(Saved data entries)
──────────────────────────────

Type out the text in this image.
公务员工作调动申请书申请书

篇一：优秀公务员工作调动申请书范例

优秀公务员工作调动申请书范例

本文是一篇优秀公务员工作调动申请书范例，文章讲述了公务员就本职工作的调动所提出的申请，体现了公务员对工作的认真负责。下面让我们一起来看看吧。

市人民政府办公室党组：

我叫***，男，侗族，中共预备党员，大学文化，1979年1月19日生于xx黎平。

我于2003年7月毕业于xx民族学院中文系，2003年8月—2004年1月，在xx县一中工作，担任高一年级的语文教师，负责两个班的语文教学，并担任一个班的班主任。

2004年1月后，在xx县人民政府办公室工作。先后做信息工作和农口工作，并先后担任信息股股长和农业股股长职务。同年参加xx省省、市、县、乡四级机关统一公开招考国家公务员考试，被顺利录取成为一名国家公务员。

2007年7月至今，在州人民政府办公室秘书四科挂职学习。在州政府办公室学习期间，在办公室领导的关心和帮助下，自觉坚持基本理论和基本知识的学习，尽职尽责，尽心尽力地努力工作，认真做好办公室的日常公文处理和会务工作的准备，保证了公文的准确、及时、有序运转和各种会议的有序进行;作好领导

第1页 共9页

──────────────────────────────

Exercise requirements
Restate the data above word for word, please.

Expected answer
Type out the text in this image.
公务员工作调动申请书申请书

篇一：优秀公务员工作调动申请书范例

优秀公务员工作调动申请书范例

本文是一篇优秀公务员工作调动申请书范例，文章讲述了公务员就本职工作的调动所提出的申请，体现了公务员对工作的认真负责。下面让我们一起来看看吧。

市人民政府办公室党组：

我叫***，男，侗族，中共预备党员，大学文化，1979年1月19日生于xx黎平。

我于2003年7月毕业于xx民族学院中文系，2003年8月—2004年1月，在xx县一中工作，担任高一年级的语文教师，负责两个班的语文教学，并担任一个班的班主任。

2004年1月后，在xx县人民政府办公室工作。先后做信息工作和农口工作，并先后担任信息股股长和农业股股长职务。同年参加xx省省、市、县、乡四级机关统一公开招考国家公务员考试，被顺利录取成为一名国家公务员。

2007年7月至今，在州人民政府办公室秘书四科挂职学习。在州政府办公室学习期间，在办公室领导的关心和帮助下，自觉坚持基本理论和基本知识的学习，尽职尽责，尽心尽力地努力工作，认真做好办公室的日常公文处理和会务工作的准备，保证了公文的准确、及时、有序运转和各种会议的有序进行;作好领导

第1页 共9页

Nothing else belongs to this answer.